Exercise objective => Show every line below where "hotline" can be found.

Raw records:
>> BEGIN

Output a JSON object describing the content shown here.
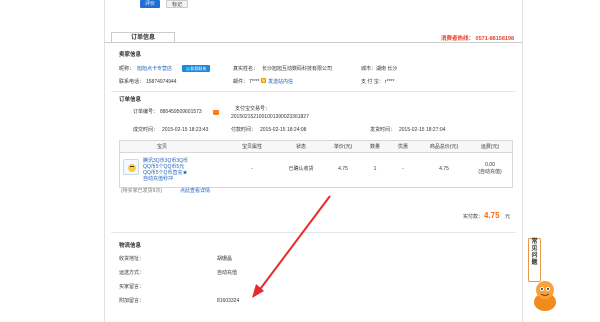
{
  "toolbar": {
    "btn1": "评价",
    "btn2": "标记"
  },
  "hotline": "消费者热线： 0571-88158198",
  "tab_label": "订单信息",
  "seller": {
    "title": "卖家信息",
    "nick_label": "昵称：",
    "nick_value": "旭旭点卡专营店",
    "badge_label": "和我联系",
    "realname_label": "真实姓名：",
    "realname_value": "长沙旭旭互动数码科技有限公司",
    "city_label": "城市：",
    "city_value": "湖南 长沙",
    "phone_label": "联系电话：",
    "phone_value": "15874974944",
    "email_label": "邮件：",
    "email_value": "7****",
    "email_link": "发送站内信",
    "alipay_label": "支 付 宝：",
    "alipay_value": "r****"
  },
  "order": {
    "title": "订单信息",
    "order_no_label": "订单编号：",
    "order_no_value": "880459509601573",
    "alipay_trade_label": "支付宝交易号：",
    "alipay_trade_value": "2015021521001001390023361827",
    "created_label": "成交时间：",
    "created_value": "2015-02-15 18:23:43",
    "paid_label": "付款时间：",
    "paid_value": "2015-02-15 18:24:08",
    "shipped_label": "发货时间：",
    "shipped_value": "2015-02-15 18:27:04",
    "columns": [
      "宝贝",
      "宝贝属性",
      "状态",
      "单价(元)",
      "数量",
      "优惠",
      "商品总价(元)",
      "运费(元)"
    ],
    "item": {
      "name": "腾讯3Q币3Q币3Q币QQ币5个QQ币5元QQ币5个Q币直充★自动充值秒冲",
      "attr": "-",
      "status": "已确认收货",
      "price": "4.75",
      "qty": "1",
      "discount": "-",
      "total": "4.75",
      "shipping": "0.00",
      "shipping_note": "(自动充值)"
    },
    "note": "(待买家已发货9次)",
    "note_link": "点此查看详情",
    "paid_total_label": "实付款：",
    "paid_total_value": "4.75",
    "paid_total_unit": "元"
  },
  "logistics": {
    "title": "物流信息",
    "addr_label": "收货地址：",
    "addr_value": "胡珊晶",
    "method_label": "运送方式：",
    "method_value": "自动充值",
    "msg_label": "买家留言：",
    "msg_value": "",
    "extra_label": "附加留言：",
    "extra_value": "81603324"
  },
  "float_button": "常见问题",
  "colors": {
    "hotline": "#e8442f",
    "link": "#1b5fbb",
    "price": "#f56a12",
    "arrow": "#e52b2b"
  }
}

>> END

Task output =>
  "hotline": "消费者热线： 0571-88158198",
    "hotline": "#e8442f",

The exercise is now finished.